Written problem: Show only lines that include "this".

[Data listing]
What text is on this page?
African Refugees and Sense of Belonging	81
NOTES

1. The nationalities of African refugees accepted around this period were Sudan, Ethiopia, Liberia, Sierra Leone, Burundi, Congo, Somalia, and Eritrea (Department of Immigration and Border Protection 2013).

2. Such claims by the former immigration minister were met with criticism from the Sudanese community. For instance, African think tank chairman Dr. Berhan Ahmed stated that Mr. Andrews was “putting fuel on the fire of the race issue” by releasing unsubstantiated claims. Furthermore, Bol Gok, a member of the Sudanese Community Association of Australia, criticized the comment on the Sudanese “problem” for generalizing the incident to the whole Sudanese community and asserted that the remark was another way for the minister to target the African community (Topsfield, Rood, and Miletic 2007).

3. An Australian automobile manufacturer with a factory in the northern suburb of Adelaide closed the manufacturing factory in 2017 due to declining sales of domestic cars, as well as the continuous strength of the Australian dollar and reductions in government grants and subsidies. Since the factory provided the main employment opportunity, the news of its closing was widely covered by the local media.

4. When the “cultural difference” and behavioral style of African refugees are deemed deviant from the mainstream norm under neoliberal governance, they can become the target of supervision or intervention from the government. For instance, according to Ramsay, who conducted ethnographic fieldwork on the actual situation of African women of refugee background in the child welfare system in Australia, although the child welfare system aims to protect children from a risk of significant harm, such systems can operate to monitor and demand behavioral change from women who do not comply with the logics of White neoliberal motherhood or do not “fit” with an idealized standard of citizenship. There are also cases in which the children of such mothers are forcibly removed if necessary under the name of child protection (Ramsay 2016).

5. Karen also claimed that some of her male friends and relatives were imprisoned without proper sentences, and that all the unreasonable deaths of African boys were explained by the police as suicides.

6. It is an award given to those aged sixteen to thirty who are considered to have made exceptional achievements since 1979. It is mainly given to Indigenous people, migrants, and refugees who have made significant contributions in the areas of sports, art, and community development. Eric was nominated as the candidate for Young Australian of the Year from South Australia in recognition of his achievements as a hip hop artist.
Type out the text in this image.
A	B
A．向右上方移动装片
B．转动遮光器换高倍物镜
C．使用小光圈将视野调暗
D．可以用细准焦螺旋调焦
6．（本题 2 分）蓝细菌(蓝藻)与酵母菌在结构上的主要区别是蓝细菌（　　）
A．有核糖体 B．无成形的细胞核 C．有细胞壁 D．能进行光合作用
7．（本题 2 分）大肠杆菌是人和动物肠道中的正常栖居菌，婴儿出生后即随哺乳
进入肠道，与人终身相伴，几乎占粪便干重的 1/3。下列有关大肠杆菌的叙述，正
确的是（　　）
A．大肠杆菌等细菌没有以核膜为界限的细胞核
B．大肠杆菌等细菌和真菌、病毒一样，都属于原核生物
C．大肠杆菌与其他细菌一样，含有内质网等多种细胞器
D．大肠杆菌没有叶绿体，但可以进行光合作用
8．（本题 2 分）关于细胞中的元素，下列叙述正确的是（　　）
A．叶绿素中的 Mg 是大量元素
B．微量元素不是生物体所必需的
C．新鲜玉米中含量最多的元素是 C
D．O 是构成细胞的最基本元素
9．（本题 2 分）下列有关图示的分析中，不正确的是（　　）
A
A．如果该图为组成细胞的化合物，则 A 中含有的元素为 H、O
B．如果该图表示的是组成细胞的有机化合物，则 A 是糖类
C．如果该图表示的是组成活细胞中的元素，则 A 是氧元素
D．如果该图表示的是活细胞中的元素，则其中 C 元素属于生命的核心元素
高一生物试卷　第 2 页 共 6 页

Task output:
What text is on this page?
1. The nationalities of African refugees accepted around this period were Sudan, Ethiopia, Liberia, Sierra Leone, Burundi, Congo, Somalia, and Eritrea (Department of Immigration and Border Protection 2013).
Type out the text in this image.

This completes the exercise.